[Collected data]

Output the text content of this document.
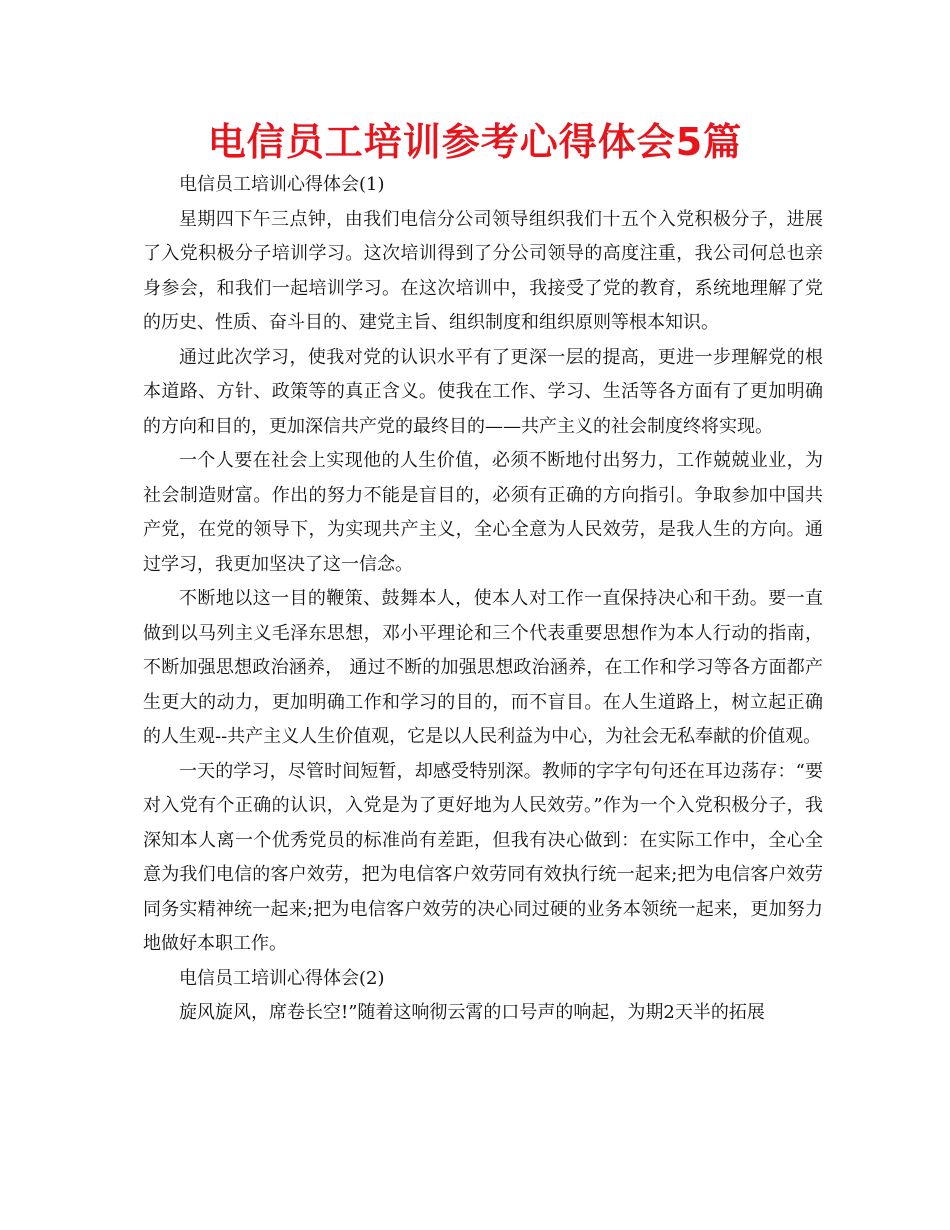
电信员工培训参考心得体会5篇

电信员工培训心得体会(1)

星期四下午三点钟，由我们电信分公司领导组织我们十五个入党积极分子，进展了入党积极分子培训学习。这次培训得到了分公司领导的高度注重，我公司何总也亲身参会，和我们一起培训学习。在这次培训中，我接受了党的教育，系统地理解了党的历史、性质、奋斗目的、建党主旨、组织制度和组织原则等根本知识。

通过此次学习，使我对党的认识水平有了更深一层的提高，更进一步理解党的根本道路、方针、政策等的真正含义。使我在工作、学习、生活等各方面有了更加明确的方向和目的，更加深信共产党的最终目的——共产主义的社会制度终将实现。

一个人要在社会上实现他的人生价值，必须不断地付出努力，工作兢兢业业，为社会制造财富。作出的努力不能是盲目的，必须有正确的方向指引。争取参加中国共产党，在党的领导下，为实现共产主义，全心全意为人民效劳，是我人生的方向。通过学习，我更加坚决了这一信念。

不断地以这一目的鞭策、鼓舞本人，使本人对工作一直保持决心和干劲。要一直做到以马列主义毛泽东思想，邓小平理论和三个代表重要思想作为本人行动的指南，不断加强思想政治涵养， 通过不断的加强思想政治涵养，在工作和学习等各方面都产生更大的动力，更加明确工作和学习的目的，而不盲目。在人生道路上，树立起正确的人生观--共产主义人生价值观，它是以人民利益为中心，为社会无私奉献的价值观。

一天的学习，尽管时间短暂，却感受特别深。教师的字字句句还在耳边荡存：“要对入党有个正确的认识，入党是为了更好地为人民效劳。”作为一个入党积极分子，我深知本人离一个优秀党员的标准尚有差距，但我有决心做到：在实际工作中，全心全意为我们电信的客户效劳，把为电信客户效劳同有效执行统一起来;把为电信客户效劳同务实精神统一起来;把为电信客户效劳的决心同过硬的业务本领统一起来，更加努力地做好本职工作。

电信员工培训心得体会(2)

旋风旋风，席卷长空!”随着这响彻云霄的口号声的响起，为期2天半的拓展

Written exercise:
Pictures don't belong in the copy. Restate all the entries exactly.

Expected answer:
Output the text content of this document.
电信员工培训参考心得体会5篇

电信员工培训心得体会(1)

星期四下午三点钟，由我们电信分公司领导组织我们十五个入党积极分子，进展了入党积极分子培训学习。这次培训得到了分公司领导的高度注重，我公司何总也亲身参会，和我们一起培训学习。在这次培训中，我接受了党的教育，系统地理解了党的历史、性质、奋斗目的、建党主旨、组织制度和组织原则等根本知识。

通过此次学习，使我对党的认识水平有了更深一层的提高，更进一步理解党的根本道路、方针、政策等的真正含义。使我在工作、学习、生活等各方面有了更加明确的方向和目的，更加深信共产党的最终目的——共产主义的社会制度终将实现。

一个人要在社会上实现他的人生价值，必须不断地付出努力，工作兢兢业业，为社会制造财富。作出的努力不能是盲目的，必须有正确的方向指引。争取参加中国共产党，在党的领导下，为实现共产主义，全心全意为人民效劳，是我人生的方向。通过学习，我更加坚决了这一信念。

不断地以这一目的鞭策、鼓舞本人，使本人对工作一直保持决心和干劲。要一直做到以马列主义毛泽东思想，邓小平理论和三个代表重要思想作为本人行动的指南，不断加强思想政治涵养， 通过不断的加强思想政治涵养，在工作和学习等各方面都产生更大的动力，更加明确工作和学习的目的，而不盲目。在人生道路上，树立起正确的人生观--共产主义人生价值观，它是以人民利益为中心，为社会无私奉献的价值观。

一天的学习，尽管时间短暂，却感受特别深。教师的字字句句还在耳边荡存：“要对入党有个正确的认识，入党是为了更好地为人民效劳。”作为一个入党积极分子，我深知本人离一个优秀党员的标准尚有差距，但我有决心做到：在实际工作中，全心全意为我们电信的客户效劳，把为电信客户效劳同有效执行统一起来;把为电信客户效劳同务实精神统一起来;把为电信客户效劳的决心同过硬的业务本领统一起来，更加努力地做好本职工作。

电信员工培训心得体会(2)

旋风旋风，席卷长空!”随着这响彻云霄的口号声的响起，为期2天半的拓展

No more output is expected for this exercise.